> _THE REQUEST_
The records below should be written out again, exactly.

> _DATA FOR THE TASK_
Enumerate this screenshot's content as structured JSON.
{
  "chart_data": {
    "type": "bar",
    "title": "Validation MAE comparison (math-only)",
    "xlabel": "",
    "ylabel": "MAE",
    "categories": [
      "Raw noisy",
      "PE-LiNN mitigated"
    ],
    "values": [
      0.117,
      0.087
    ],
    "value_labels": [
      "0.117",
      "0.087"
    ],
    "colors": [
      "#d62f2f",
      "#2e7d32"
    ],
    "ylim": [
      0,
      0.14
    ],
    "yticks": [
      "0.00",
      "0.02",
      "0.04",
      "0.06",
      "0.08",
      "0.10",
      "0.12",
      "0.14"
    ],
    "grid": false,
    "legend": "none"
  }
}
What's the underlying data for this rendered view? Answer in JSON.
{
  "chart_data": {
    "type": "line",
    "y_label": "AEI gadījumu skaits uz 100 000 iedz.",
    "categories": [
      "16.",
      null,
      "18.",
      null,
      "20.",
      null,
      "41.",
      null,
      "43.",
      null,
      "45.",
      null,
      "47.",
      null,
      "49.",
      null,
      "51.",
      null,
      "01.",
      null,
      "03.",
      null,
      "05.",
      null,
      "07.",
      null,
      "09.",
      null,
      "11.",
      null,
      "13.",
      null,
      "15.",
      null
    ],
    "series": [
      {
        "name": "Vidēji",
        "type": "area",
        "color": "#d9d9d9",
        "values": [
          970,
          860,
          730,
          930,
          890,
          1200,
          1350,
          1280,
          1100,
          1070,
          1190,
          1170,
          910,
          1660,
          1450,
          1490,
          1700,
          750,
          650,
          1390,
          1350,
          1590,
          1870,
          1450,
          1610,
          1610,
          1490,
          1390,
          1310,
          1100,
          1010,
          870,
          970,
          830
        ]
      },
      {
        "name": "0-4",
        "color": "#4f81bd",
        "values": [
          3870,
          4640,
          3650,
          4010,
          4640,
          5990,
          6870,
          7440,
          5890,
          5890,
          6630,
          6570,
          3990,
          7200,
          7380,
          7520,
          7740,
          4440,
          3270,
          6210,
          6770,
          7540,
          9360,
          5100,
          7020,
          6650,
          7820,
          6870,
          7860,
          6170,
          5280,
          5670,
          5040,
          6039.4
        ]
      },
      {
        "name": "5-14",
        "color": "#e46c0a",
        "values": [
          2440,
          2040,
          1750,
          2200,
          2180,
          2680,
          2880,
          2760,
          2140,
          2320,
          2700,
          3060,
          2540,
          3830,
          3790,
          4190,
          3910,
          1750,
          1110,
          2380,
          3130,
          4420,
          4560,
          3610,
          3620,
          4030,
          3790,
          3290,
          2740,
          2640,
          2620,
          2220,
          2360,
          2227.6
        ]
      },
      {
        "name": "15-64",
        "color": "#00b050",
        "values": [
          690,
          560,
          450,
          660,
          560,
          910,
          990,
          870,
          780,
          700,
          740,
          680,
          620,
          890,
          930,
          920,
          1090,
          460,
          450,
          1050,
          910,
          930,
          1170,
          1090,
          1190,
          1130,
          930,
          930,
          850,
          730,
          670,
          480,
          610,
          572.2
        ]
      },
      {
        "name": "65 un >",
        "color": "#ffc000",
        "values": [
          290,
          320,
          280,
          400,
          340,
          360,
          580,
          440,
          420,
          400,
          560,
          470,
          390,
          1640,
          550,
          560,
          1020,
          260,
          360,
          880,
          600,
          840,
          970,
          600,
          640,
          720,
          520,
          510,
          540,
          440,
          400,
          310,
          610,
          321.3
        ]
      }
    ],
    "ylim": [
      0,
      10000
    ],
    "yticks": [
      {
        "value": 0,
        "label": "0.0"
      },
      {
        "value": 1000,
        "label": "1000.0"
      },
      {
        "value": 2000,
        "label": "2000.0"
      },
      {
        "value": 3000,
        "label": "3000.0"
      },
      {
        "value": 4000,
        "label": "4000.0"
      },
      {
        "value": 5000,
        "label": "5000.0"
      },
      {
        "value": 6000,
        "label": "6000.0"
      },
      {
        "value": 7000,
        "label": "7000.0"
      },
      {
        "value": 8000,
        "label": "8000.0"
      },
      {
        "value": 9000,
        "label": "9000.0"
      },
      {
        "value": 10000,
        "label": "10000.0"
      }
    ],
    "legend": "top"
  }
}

> _COMPLETE ANSWER_
Enumerate this screenshot's content as structured JSON.
{
  "chart_data": {
    "type": "bar",
    "title": "Validation MAE comparison (math-only)",
    "xlabel": "",
    "ylabel": "MAE",
    "categories": [
      "Raw noisy",
      "PE-LiNN mitigated"
    ],
    "values": [
      0.117,
      0.087
    ],
    "value_labels": [
      "0.117",
      "0.087"
    ],
    "colors": [
      "#d62f2f",
      "#2e7d32"
    ],
    "ylim": [
      0,
      0.14
    ],
    "yticks": [
      "0.00",
      "0.02",
      "0.04",
      "0.06",
      "0.08",
      "0.10",
      "0.12",
      "0.14"
    ],
    "grid": false,
    "legend": "none"
  }
}
What's the underlying data for this rendered view? Answer in JSON.
{
  "chart_data": {
    "type": "line",
    "y_label": "AEI gadījumu skaits uz 100 000 iedz.",
    "categories": [
      "16.",
      null,
      "18.",
      null,
      "20.",
      null,
      "41.",
      null,
      "43.",
      null,
      "45.",
      null,
      "47.",
      null,
      "49.",
      null,
      "51.",
      null,
      "01.",
      null,
      "03.",
      null,
      "05.",
      null,
      "07.",
      null,
      "09.",
      null,
      "11.",
      null,
      "13.",
      null,
      "15.",
      null
    ],
    "series": [
      {
        "name": "Vidēji",
        "type": "area",
        "color": "#d9d9d9",
        "values": [
          970,
          860,
          730,
          930,
          890,
          1200,
          1350,
          1280,
          1100,
          1070,
          1190,
          1170,
          910,
          1660,
          1450,
          1490,
          1700,
          750,
          650,
          1390,
          1350,
          1590,
          1870,
          1450,
          1610,
          1610,
          1490,
          1390,
          1310,
          1100,
          1010,
          870,
          970,
          830
        ]
      },
      {
        "name": "0-4",
        "color": "#4f81bd",
        "values": [
          3870,
          4640,
          3650,
          4010,
          4640,
          5990,
          6870,
          7440,
          5890,
          5890,
          6630,
          6570,
          3990,
          7200,
          7380,
          7520,
          7740,
          4440,
          3270,
          6210,
          6770,
          7540,
          9360,
          5100,
          7020,
          6650,
          7820,
          6870,
          7860,
          6170,
          5280,
          5670,
          5040,
          6039.4
        ]
      },
      {
        "name": "5-14",
        "color": "#e46c0a",
        "values": [
          2440,
          2040,
          1750,
          2200,
          2180,
          2680,
          2880,
          2760,
          2140,
          2320,
          2700,
          3060,
          2540,
          3830,
          3790,
          4190,
          3910,
          1750,
          1110,
          2380,
          3130,
          4420,
          4560,
          3610,
          3620,
          4030,
          3790,
          3290,
          2740,
          2640,
          2620,
          2220,
          2360,
          2227.6
        ]
      },
      {
        "name": "15-64",
        "color": "#00b050",
        "values": [
          690,
          560,
          450,
          660,
          560,
          910,
          990,
          870,
          780,
          700,
          740,
          680,
          620,
          890,
          930,
          920,
          1090,
          460,
          450,
          1050,
          910,
          930,
          1170,
          1090,
          1190,
          1130,
          930,
          930,
          850,
          730,
          670,
          480,
          610,
          572.2
        ]
      },
      {
        "name": "65 un >",
        "color": "#ffc000",
        "values": [
          290,
          320,
          280,
          400,
          340,
          360,
          580,
          440,
          420,
          400,
          560,
          470,
          390,
          1640,
          550,
          560,
          1020,
          260,
          360,
          880,
          600,
          840,
          970,
          600,
          640,
          720,
          520,
          510,
          540,
          440,
          400,
          310,
          610,
          321.3
        ]
      }
    ],
    "ylim": [
      0,
      10000
    ],
    "yticks": [
      {
        "value": 0,
        "label": "0.0"
      },
      {
        "value": 1000,
        "label": "1000.0"
      },
      {
        "value": 2000,
        "label": "2000.0"
      },
      {
        "value": 3000,
        "label": "3000.0"
      },
      {
        "value": 4000,
        "label": "4000.0"
      },
      {
        "value": 5000,
        "label": "5000.0"
      },
      {
        "value": 6000,
        "label": "6000.0"
      },
      {
        "value": 7000,
        "label": "7000.0"
      },
      {
        "value": 8000,
        "label": "8000.0"
      },
      {
        "value": 9000,
        "label": "9000.0"
      },
      {
        "value": 10000,
        "label": "10000.0"
      }
    ],
    "legend": "top"
  }
}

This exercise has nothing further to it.